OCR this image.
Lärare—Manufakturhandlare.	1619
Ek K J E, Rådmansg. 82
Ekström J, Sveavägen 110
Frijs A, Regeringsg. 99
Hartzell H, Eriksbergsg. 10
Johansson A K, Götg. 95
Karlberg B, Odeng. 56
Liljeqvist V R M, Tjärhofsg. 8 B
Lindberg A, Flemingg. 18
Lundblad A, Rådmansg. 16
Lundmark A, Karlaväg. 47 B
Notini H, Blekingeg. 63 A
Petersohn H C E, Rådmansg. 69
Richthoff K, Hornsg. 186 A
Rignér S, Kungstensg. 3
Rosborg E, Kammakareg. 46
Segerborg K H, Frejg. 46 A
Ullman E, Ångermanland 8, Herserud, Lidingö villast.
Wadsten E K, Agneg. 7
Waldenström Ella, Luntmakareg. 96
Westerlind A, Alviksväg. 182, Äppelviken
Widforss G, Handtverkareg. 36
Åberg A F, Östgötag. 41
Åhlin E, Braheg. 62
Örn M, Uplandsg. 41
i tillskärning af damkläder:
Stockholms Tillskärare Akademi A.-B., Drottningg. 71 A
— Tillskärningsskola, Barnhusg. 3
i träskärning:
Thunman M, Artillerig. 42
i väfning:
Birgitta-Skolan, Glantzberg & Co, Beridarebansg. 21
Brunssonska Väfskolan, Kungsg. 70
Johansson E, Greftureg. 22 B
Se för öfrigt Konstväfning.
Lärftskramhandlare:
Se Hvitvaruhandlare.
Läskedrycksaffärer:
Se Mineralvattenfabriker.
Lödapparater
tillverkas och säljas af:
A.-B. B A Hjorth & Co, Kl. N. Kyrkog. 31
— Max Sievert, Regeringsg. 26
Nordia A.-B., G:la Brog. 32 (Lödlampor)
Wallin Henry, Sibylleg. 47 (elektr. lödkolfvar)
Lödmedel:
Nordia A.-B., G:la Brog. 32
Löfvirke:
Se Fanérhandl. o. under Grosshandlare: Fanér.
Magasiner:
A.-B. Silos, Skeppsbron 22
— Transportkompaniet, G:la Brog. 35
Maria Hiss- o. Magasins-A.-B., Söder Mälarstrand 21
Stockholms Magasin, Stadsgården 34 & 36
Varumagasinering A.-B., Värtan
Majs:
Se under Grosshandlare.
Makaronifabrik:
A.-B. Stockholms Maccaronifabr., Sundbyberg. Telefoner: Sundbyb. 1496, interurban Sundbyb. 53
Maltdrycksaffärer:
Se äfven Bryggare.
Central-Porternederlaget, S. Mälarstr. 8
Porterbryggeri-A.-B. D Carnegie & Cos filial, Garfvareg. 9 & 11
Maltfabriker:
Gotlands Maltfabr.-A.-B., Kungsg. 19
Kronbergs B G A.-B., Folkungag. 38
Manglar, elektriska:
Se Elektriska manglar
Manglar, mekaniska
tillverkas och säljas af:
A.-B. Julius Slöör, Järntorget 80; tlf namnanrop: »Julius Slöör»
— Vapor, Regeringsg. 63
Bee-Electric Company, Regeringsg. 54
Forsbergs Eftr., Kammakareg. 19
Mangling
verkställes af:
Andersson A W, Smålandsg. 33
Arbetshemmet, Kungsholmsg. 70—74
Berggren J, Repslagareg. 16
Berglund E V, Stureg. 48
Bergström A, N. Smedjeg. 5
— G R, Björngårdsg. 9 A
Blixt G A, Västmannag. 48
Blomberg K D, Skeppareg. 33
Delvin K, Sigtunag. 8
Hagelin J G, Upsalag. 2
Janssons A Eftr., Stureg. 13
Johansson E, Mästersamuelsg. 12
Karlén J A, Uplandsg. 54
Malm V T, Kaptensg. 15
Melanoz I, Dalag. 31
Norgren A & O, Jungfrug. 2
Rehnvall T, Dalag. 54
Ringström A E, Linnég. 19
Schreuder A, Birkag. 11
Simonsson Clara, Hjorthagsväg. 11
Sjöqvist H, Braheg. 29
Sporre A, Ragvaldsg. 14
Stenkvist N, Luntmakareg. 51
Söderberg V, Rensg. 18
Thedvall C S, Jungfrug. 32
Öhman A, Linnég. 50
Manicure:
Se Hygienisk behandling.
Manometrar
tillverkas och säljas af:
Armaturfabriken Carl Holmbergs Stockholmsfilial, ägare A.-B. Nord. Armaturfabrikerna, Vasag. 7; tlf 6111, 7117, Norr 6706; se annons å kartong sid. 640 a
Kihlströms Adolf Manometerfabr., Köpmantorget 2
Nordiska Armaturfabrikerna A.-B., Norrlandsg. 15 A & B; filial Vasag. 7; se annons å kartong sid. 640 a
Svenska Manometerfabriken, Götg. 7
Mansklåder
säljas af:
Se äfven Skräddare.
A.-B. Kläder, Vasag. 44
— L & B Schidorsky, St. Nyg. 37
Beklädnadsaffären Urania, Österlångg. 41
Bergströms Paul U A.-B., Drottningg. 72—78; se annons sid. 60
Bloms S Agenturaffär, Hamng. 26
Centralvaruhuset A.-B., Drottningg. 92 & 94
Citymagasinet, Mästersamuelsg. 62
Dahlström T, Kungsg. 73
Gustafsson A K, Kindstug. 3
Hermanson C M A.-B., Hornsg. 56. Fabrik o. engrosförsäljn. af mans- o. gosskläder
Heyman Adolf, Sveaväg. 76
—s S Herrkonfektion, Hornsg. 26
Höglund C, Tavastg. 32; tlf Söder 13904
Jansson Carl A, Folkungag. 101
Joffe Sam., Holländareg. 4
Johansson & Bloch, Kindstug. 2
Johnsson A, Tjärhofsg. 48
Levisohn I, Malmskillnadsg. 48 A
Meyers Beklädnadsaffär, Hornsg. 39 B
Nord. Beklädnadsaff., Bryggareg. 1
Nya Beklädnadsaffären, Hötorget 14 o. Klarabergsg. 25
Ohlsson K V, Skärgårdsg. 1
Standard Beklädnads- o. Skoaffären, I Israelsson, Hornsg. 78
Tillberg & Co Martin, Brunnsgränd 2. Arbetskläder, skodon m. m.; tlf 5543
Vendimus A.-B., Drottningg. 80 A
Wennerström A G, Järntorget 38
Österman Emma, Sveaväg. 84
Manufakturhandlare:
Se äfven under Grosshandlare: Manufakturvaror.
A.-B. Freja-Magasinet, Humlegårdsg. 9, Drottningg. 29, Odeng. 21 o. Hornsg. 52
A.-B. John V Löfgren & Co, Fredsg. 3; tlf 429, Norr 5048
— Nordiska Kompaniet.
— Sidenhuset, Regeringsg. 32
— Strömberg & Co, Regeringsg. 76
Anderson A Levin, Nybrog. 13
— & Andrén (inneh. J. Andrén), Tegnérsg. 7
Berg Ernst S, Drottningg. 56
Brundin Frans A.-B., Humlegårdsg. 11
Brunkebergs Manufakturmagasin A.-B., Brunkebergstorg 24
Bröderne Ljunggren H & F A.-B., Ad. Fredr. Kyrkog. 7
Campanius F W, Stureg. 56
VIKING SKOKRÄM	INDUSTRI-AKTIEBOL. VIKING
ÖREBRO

Work instructions -> Your task is to transcribe the material exactly.

Solution for this exercise ->
OCR this image.
Lärare—Manufakturhandlare.	1619
Ek K J E, Rådmansg. 82
Ekström J, Sveavägen 110
Frijs A, Regeringsg. 99
Hartzell H, Eriksbergsg. 10
Johansson A K, Götg. 95
Karlberg B, Odeng. 56
Liljeqvist V R M, Tjärhofsg. 8 B
Lindberg A, Flemingg. 18
Lundblad A, Rådmansg. 16
Lundmark A, Karlaväg. 47 B
Notini H, Blekingeg. 63 A
Petersohn H C E, Rådmansg. 69
Richthoff K, Hornsg. 186 A
Rignér S, Kungstensg. 3
Rosborg E, Kammakareg. 46
Segerborg K H, Frejg. 46 A
Ullman E, Ångermanland 8, Herserud, Lidingö villast.
Wadsten E K, Agneg. 7
Waldenström Ella, Luntmakareg. 96
Westerlind A, Alviksväg. 182, Äppelviken
Widforss G, Handtverkareg. 36
Åberg A F, Östgötag. 41
Åhlin E, Braheg. 62
Örn M, Uplandsg. 41
i tillskärning af damkläder:
Stockholms Tillskärare Akademi A.-B., Drottningg. 71 A
— Tillskärningsskola, Barnhusg. 3
i träskärning:
Thunman M, Artillerig. 42
i väfning:
Birgitta-Skolan, Glantzberg & Co, Beridarebansg. 21
Brunssonska Väfskolan, Kungsg. 70
Johansson E, Greftureg. 22 B
Se för öfrigt Konstväfning.
Lärftskramhandlare:
Se Hvitvaruhandlare.
Läskedrycksaffärer:
Se Mineralvattenfabriker.
Lödapparater
tillverkas och säljas af:
A.-B. B A Hjorth & Co, Kl. N. Kyrkog. 31
— Max Sievert, Regeringsg. 26
Nordia A.-B., G:la Brog. 32 (Lödlampor)
Wallin Henry, Sibylleg. 47 (elektr. lödkolfvar)
Lödmedel:
Nordia A.-B., G:la Brog. 32
Löfvirke:
Se Fanérhandl. o. under Grosshandlare: Fanér.
Magasiner:
A.-B. Silos, Skeppsbron 22
— Transportkompaniet, G:la Brog. 35
Maria Hiss- o. Magasins-A.-B., Söder Mälarstrand 21
Stockholms Magasin, Stadsgården 34 & 36
Varumagasinering A.-B., Värtan
Majs:
Se under Grosshandlare.
Makaronifabrik:
A.-B. Stockholms Maccaronifabr., Sundbyberg. Telefoner: Sundbyb. 1496, interurban Sundbyb. 53
Maltdrycksaffärer:
Se äfven Bryggare.
Central-Porternederlaget, S. Mälarstr. 8
Porterbryggeri-A.-B. D Carnegie & Cos filial, Garfvareg. 9 & 11
Maltfabriker:
Gotlands Maltfabr.-A.-B., Kungsg. 19
Kronbergs B G A.-B., Folkungag. 38
Manglar, elektriska:
Se Elektriska manglar
Manglar, mekaniska
tillverkas och säljas af:
A.-B. Julius Slöör, Järntorget 80; tlf namnanrop: »Julius Slöör»
— Vapor, Regeringsg. 63
Bee-Electric Company, Regeringsg. 54
Forsbergs Eftr., Kammakareg. 19
Mangling
verkställes af:
Andersson A W, Smålandsg. 33
Arbetshemmet, Kungsholmsg. 70—74
Berggren J, Repslagareg. 16
Berglund E V, Stureg. 48
Bergström A, N. Smedjeg. 5
— G R, Björngårdsg. 9 A
Blixt G A, Västmannag. 48
Blomberg K D, Skeppareg. 33
Delvin K, Sigtunag. 8
Hagelin J G, Upsalag. 2
Janssons A Eftr., Stureg. 13
Johansson E, Mästersamuelsg. 12
Karlén J A, Uplandsg. 54
Malm V T, Kaptensg. 15
Melanoz I, Dalag. 31
Norgren A & O, Jungfrug. 2
Rehnvall T, Dalag. 54
Ringström A E, Linnég. 19
Schreuder A, Birkag. 11
Simonsson Clara, Hjorthagsväg. 11
Sjöqvist H, Braheg. 29
Sporre A, Ragvaldsg. 14
Stenkvist N, Luntmakareg. 51
Söderberg V, Rensg. 18
Thedvall C S, Jungfrug. 32
Öhman A, Linnég. 50
Manicure:
Se Hygienisk behandling.
Manometrar
tillverkas och säljas af:
Armaturfabriken Carl Holmbergs Stockholmsfilial, ägare A.-B. Nord. Armaturfabrikerna, Vasag. 7; tlf 6111, 7117, Norr 6706; se annons å kartong sid. 640 a
Kihlströms Adolf Manometerfabr., Köpmantorget 2
Nordiska Armaturfabrikerna A.-B., Norrlandsg. 15 A & B; filial Vasag. 7; se annons å kartong sid. 640 a
Svenska Manometerfabriken, Götg. 7
Mansklåder
säljas af:
Se äfven Skräddare.
A.-B. Kläder, Vasag. 44
— L & B Schidorsky, St. Nyg. 37
Beklädnadsaffären Urania, Österlångg. 41
Bergströms Paul U A.-B., Drottningg. 72—78; se annons sid. 60
Bloms S Agenturaffär, Hamng. 26
Centralvaruhuset A.-B., Drottningg. 92 & 94
Citymagasinet, Mästersamuelsg. 62
Dahlström T, Kungsg. 73
Gustafsson A K, Kindstug. 3
Hermanson C M A.-B., Hornsg. 56. Fabrik o. engrosförsäljn. af mans- o. gosskläder
Heyman Adolf, Sveaväg. 76
—s S Herrkonfektion, Hornsg. 26
Höglund C, Tavastg. 32; tlf Söder 13904
Jansson Carl A, Folkungag. 101
Joffe Sam., Holländareg. 4
Johansson & Bloch, Kindstug. 2
Johnsson A, Tjärhofsg. 48
Levisohn I, Malmskillnadsg. 48 A
Meyers Beklädnadsaffär, Hornsg. 39 B
Nord. Beklädnadsaff., Bryggareg. 1
Nya Beklädnadsaffären, Hötorget 14 o. Klarabergsg. 25
Ohlsson K V, Skärgårdsg. 1
Standard Beklädnads- o. Skoaffären, I Israelsson, Hornsg. 78
Tillberg & Co Martin, Brunnsgränd 2. Arbetskläder, skodon m. m.; tlf 5543
Vendimus A.-B., Drottningg. 80 A
Wennerström A G, Järntorget 38
Österman Emma, Sveaväg. 84
Manufakturhandlare:
Se äfven under Grosshandlare: Manufakturvaror.
A.-B. Freja-Magasinet, Humlegårdsg. 9, Drottningg. 29, Odeng. 21 o. Hornsg. 52
A.-B. John V Löfgren & Co, Fredsg. 3; tlf 429, Norr 5048
— Nordiska Kompaniet.
— Sidenhuset, Regeringsg. 32
— Strömberg & Co, Regeringsg. 76
Anderson A Levin, Nybrog. 13
— & Andrén (inneh. J. Andrén), Tegnérsg. 7
Berg Ernst S, Drottningg. 56
Brundin Frans A.-B., Humlegårdsg. 11
Brunkebergs Manufakturmagasin A.-B., Brunkebergstorg 24
Bröderne Ljunggren H & F A.-B., Ad. Fredr. Kyrkog. 7
Campanius F W, Stureg. 56
VIKING SKOKRÄM	INDUSTRI-AKTIEBOL. VIKING
ÖREBRO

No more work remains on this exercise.